Rewrite the lines from the one with "date-cell: 1969: [51, 709, 194, 774]" to the one with "table-row: [51, 559, 849, 624]", replacing every "unknown-fact-cell" with "hidden-fact-cell" and changing nothing else; return only those lines.

>> Begin DATA SECTION

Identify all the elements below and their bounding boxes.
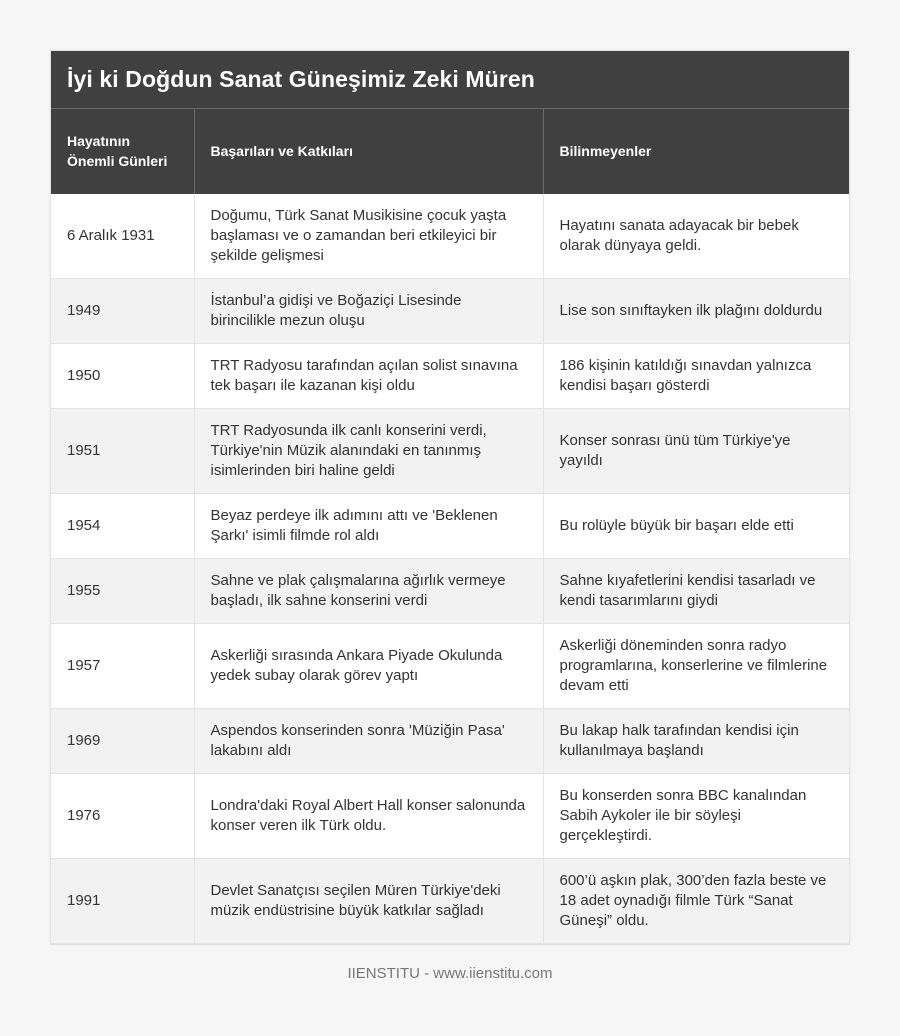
date-cell: 1969: [51, 709, 194, 774]
date-cell: 1976: [51, 774, 194, 859]
unknown-fact-cell: 600’ü aşkın plak, 300’den fazla beste ve 18 adet oynadığı filmle Türk “Sanat Güneşi” oldu.: [543, 859, 849, 944]
column-header-unknowns: Bilinmeyenler: [543, 109, 849, 194]
date-cell: 1951: [51, 409, 194, 494]
date-cell: 1957: [51, 624, 194, 709]
date-cell: 1950: [51, 344, 194, 409]
achievement-cell: TRT Radyosu tarafından açılan solist sınavına tek başarı ile kazanan kişi oldu: [194, 344, 543, 409]
unknown-fact-cell: Sahne kıyafetlerini kendisi tasarladı ve kendi tasarımlarını giydi: [543, 559, 849, 624]
date-cell: 6 Aralık 1931: [51, 194, 194, 279]
table-row: [51, 559, 849, 624]
achievement-cell: TRT Radyosunda ilk canlı konserini verdi, Türkiye'nin Müzik alanındaki en tanınmış isimlerinden biri haline geldi: [194, 409, 543, 494]
column-header-achievements: Başarıları ve Katkıları: [194, 109, 543, 194]
unknown-fact-cell: Konser sonrası ünü tüm Türkiye'ye yayıldı: [543, 409, 849, 494]
table-row: [51, 344, 849, 409]
unknown-fact-cell: 186 kişinin katıldığı sınavdan yalnızca kendisi başarı gösterdi: [543, 344, 849, 409]
data-table: [51, 108, 849, 944]
unknown-fact-cell: Hayatını sanata adayacak bir bebek olarak dünyaya geldi.: [543, 194, 849, 279]
achievement-cell: Aspendos konserinden sonra 'Müziğin Pasa' lakabını aldı: [194, 709, 543, 774]
table-row: [51, 409, 849, 494]
achievement-cell: Doğumu, Türk Sanat Musikisine çocuk yaşta başlaması ve o zamandan beri etkileyici bir şekilde gelişmesi: [194, 194, 543, 279]
table-row: [51, 279, 849, 344]
header-row: [51, 109, 849, 194]
achievement-cell: İstanbul’a gidişi ve Boğaziçi Lisesinde birincilikle mezun oluşu: [194, 279, 543, 344]
title-bar: [51, 51, 849, 108]
table-row: [51, 624, 849, 709]
page-title: İyi ki Doğdun Sanat Güneşimiz Zeki Müren: [67, 66, 535, 92]
unknown-fact-cell: Askerliği döneminden sonra radyo programlarına, konserlerine ve filmlerine devam etti: [543, 624, 849, 709]
column-header-dates: Hayatının Önemli Günleri: [51, 109, 194, 194]
date-cell: 1949: [51, 279, 194, 344]
achievement-cell: Sahne ve plak çalışmalarına ağırlık vermeye başladı, ilk sahne konserini verdi: [194, 559, 543, 624]
unknown-fact-cell: Bu rolüyle büyük bir başarı elde etti: [543, 494, 849, 559]
table-header: [51, 109, 849, 194]
achievement-cell: Devlet Sanatçısı seçilen Müren Türkiye'deki müzik endüstrisine büyük katkılar sağladı: [194, 859, 543, 944]
date-cell: 1954: [51, 494, 194, 559]
table-row: [51, 194, 849, 279]
table-row: [51, 709, 849, 774]
date-cell: 1955: [51, 559, 194, 624]
table-row: [51, 494, 849, 559]
unknown-fact-cell: Lise son sınıftayken ilk plağını doldurdu: [543, 279, 849, 344]
achievement-cell: Askerliği sırasında Ankara Piyade Okulunda yedek subay olarak görev yaptı: [194, 624, 543, 709]
achievement-cell: Londra'daki Royal Albert Hall konser salonunda konser veren ilk Türk oldu.: [194, 774, 543, 859]
achievement-cell: Beyaz perdeye ilk adımını attı ve 'Beklenen Şarkı' isimli filmde rol aldı: [194, 494, 543, 559]
unknown-fact-cell: Bu konserden sonra BBC kanalından Sabih Aykoler ile bir söyleşi gerçekleştirdi.: [543, 774, 849, 859]
table-row: [51, 774, 849, 859]
unknown-fact-cell: Bu lakap halk tarafından kendisi için kullanılmaya başlandı: [543, 709, 849, 774]
table-row: [51, 859, 849, 944]
footer-credit: IIENSTITU - www.iienstitu.com: [347, 965, 553, 982]
table-body: [51, 194, 849, 944]
date-cell: 1991: [51, 859, 194, 944]
table-card: [51, 51, 849, 944]
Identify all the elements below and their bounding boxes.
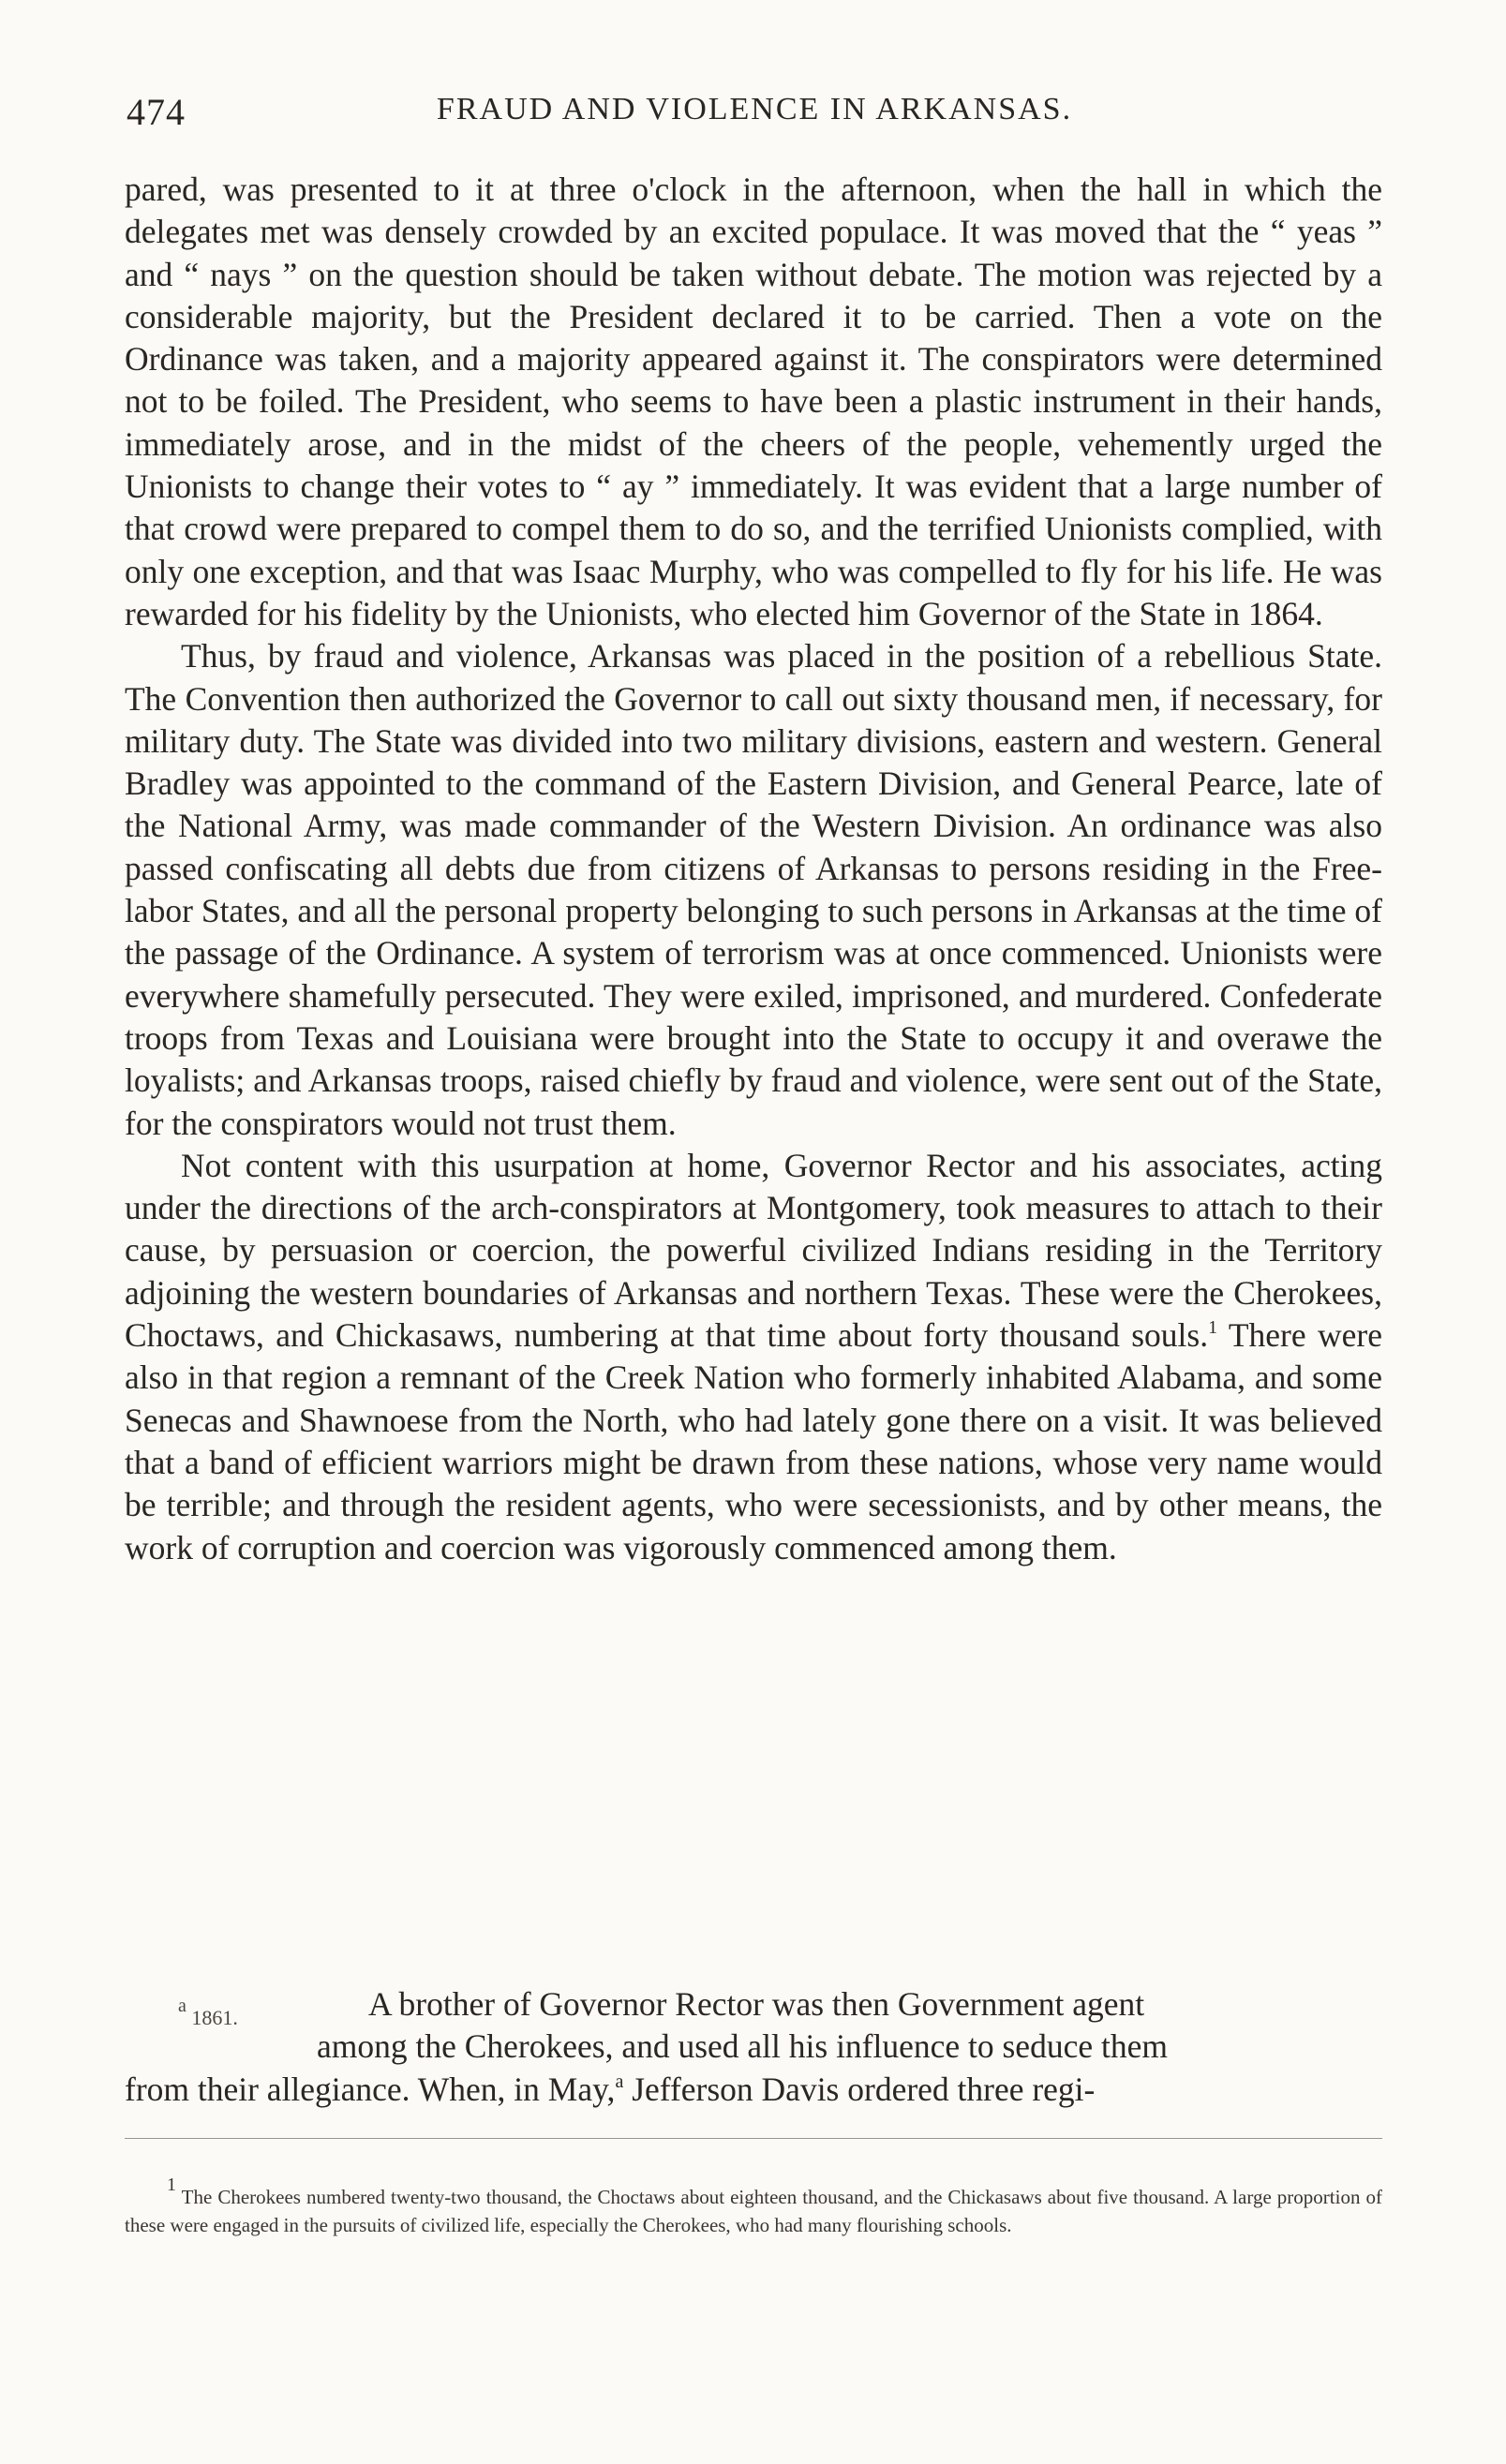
page-number: 474: [127, 91, 186, 133]
paragraph-1: pared, was presented to it at three o'clock in the afternoon, when the hall in which the delegates met was densely crowded by an excited populace. It was moved that the “ yeas ” and “ nays ” on the question should be taken without debate. The motion was rejected by a considerable majority, but the President declared it to be carried. Then a vote on the Ordinance was taken, and a majority appeared against it. The conspirators were determined not to be foiled. The President, who seems to have been a plastic instrument in their hands, immediately arose, and in the midst of the cheers of the people, vehemently urged the Unionists to change their votes to “ ay ” immediately. It was evident that a large number of that crowd were prepared to compel them to do so, and the terrified Unionists complied, with only one exception, and that was Isaac Murphy, who was compelled to fly for his life. He was rewarded for his fidelity by the Unionists, who elected him Governor of the State in 1864.: [125, 171, 1382, 632]
footnote-divider: [125, 2138, 1382, 2139]
footnote-marker: 1: [167, 2175, 176, 2195]
footnote-text: The Cherokees numbered twenty-two thousand, the Choctaws about eighteen thousand, and the Chickasaws about five thousand. A large proportion of these were engaged in the pursuits of civilized life, especially the Cherokees, who had many flourishing schools.: [125, 2186, 1382, 2236]
paragraph-3: [125, 1145, 1382, 1569]
paragraph-4-line-1: A brother of Governor Rector was then Government agent: [368, 1985, 1145, 2023]
marginal-note-text: 1861.: [186, 2006, 238, 2029]
paragraph-2: Thus, by fraud and violence, Arkansas was placed in the position of a rebellious State. The Convention then authorized the Governor to call out sixty thousand men, if necessary, for military duty. The State was divided into two military divisions, eastern and western. General Bradley was appointed to the command of the Eastern Division, and General Pearce, late of the National Army, was made commander of the Western Division. An ordinance was also passed confiscating all debts due from citizens of Arkansas to persons residing in the Free-labor States, and all the personal property belonging to such persons in Arkansas at the time of the passage of the Ordinance. A system of terrorism was at once commenced. Unionists were everywhere shamefully persecuted. They were exiled, imprisoned, and murdered. Confederate troops from Texas and Louisiana were brought into the State to occupy it and overawe the loyalists; and Arkansas troops, raised chiefly by fraud and violence, were sent out of the State, for the conspirators would not trust them.: [125, 637, 1382, 1142]
paragraph-4-line-3: from their allegiance. When, in May,$^a$ Jefferson Davis ordered three regi-: [125, 2070, 1096, 2108]
body-text: [125, 169, 1382, 1569]
date-note-reference: a: [615, 2071, 624, 2092]
paragraph-4: [125, 1983, 1382, 2111]
footnote-reference: 1: [1208, 1317, 1218, 1339]
page-header: [127, 90, 1382, 139]
paragraph-4-line-2: among the Cherokees, and used all his influence to seduce them: [317, 2027, 1168, 2066]
running-title: FRAUD AND VIOLENCE IN ARKANSAS.: [436, 92, 1073, 126]
paragraph-3-text: Not content with this usurpation at home, Governor Rector and his associates, acting under the directions of the arch-conspirators at Montgomery, took measures to attach to their cause, by persuasion or coercion, the powerful civilized Indians residing in the Territory adjoining the western boundaries of Arkansas and northern Texas. These were the Cherokees, Choctaws, and Chickasaws, numbering at that time about forty thousand souls.: [125, 1146, 1382, 1355]
marginal-note-marker: a: [178, 1996, 186, 2016]
footnote: [125, 2175, 1382, 2239]
paragraph-3-continuation: There were also in that region a remnant of the Creek Nation who formerly inhabited Alabama, and some Senecas and Shawnoese from the North, who had lately gone there on a visit. It was believed that a band of efficient warriors might be drawn from these nations, whose very name would be terrible; and through the resident agents, who were secessionists, and by other means, the work of corruption and coercion was vigorously commenced among them.: [125, 1316, 1382, 1566]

>> End DATA SECTION

**ANSWER TO THIS EXERCISE:**
date-cell: 1969: [51, 709, 194, 774]
date-cell: 1976: [51, 774, 194, 859]
hidden-fact-cell: 600’ü aşkın plak, 300’den fazla beste ve 18 adet oynadığı filmle Türk “Sanat Güneşi” oldu.: [543, 859, 849, 944]
column-header-unknowns: Bilinmeyenler: [543, 109, 849, 194]
date-cell: 1951: [51, 409, 194, 494]
date-cell: 1957: [51, 624, 194, 709]
date-cell: 1950: [51, 344, 194, 409]
achievement-cell: TRT Radyosu tarafından açılan solist sınavına tek başarı ile kazanan kişi oldu: [194, 344, 543, 409]
hidden-fact-cell: Sahne kıyafetlerini kendisi tasarladı ve kendi tasarımlarını giydi: [543, 559, 849, 624]
date-cell: 6 Aralık 1931: [51, 194, 194, 279]
table-row: [51, 559, 849, 624]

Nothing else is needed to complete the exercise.